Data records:

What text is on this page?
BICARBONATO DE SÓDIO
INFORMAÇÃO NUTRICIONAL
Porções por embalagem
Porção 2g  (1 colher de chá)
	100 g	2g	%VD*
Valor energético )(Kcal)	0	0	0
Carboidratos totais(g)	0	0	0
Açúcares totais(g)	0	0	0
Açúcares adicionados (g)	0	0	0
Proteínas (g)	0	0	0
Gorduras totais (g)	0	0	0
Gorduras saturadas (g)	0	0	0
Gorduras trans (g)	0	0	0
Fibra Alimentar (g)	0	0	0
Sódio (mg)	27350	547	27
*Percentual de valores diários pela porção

Given problem:
Filter the entries above down to the lines containing the word "Gorduras".

Solved exercise:
Gorduras totais (g)	0	0	0
Gorduras saturadas (g)	0	0	0
Gorduras trans (g)	0	0	0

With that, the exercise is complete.